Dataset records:
◆ ◆ ◆ ◆

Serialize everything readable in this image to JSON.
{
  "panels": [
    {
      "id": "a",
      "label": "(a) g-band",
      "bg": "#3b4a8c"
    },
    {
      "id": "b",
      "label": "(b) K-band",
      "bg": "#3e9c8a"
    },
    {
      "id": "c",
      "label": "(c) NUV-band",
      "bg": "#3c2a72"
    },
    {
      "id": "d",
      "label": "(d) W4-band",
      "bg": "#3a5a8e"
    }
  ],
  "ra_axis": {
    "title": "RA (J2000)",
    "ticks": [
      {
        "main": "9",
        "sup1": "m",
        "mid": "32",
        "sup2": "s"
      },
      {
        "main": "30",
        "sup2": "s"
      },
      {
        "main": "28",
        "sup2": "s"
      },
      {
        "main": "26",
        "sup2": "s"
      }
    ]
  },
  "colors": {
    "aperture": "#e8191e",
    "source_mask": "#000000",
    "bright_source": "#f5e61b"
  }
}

◆ ◆ ◆ ◆

Directions
Quote every line of the data, word for word.

Answer to this problem
Serialize everything readable in this image to JSON.
{
  "panels": [
    {
      "id": "a",
      "label": "(a) g-band",
      "bg": "#3b4a8c"
    },
    {
      "id": "b",
      "label": "(b) K-band",
      "bg": "#3e9c8a"
    },
    {
      "id": "c",
      "label": "(c) NUV-band",
      "bg": "#3c2a72"
    },
    {
      "id": "d",
      "label": "(d) W4-band",
      "bg": "#3a5a8e"
    }
  ],
  "ra_axis": {
    "title": "RA (J2000)",
    "ticks": [
      {
        "main": "9",
        "sup1": "m",
        "mid": "32",
        "sup2": "s"
      },
      {
        "main": "30",
        "sup2": "s"
      },
      {
        "main": "28",
        "sup2": "s"
      },
      {
        "main": "26",
        "sup2": "s"
      }
    ]
  },
  "colors": {
    "aperture": "#e8191e",
    "source_mask": "#000000",
    "bright_source": "#f5e61b"
  }
}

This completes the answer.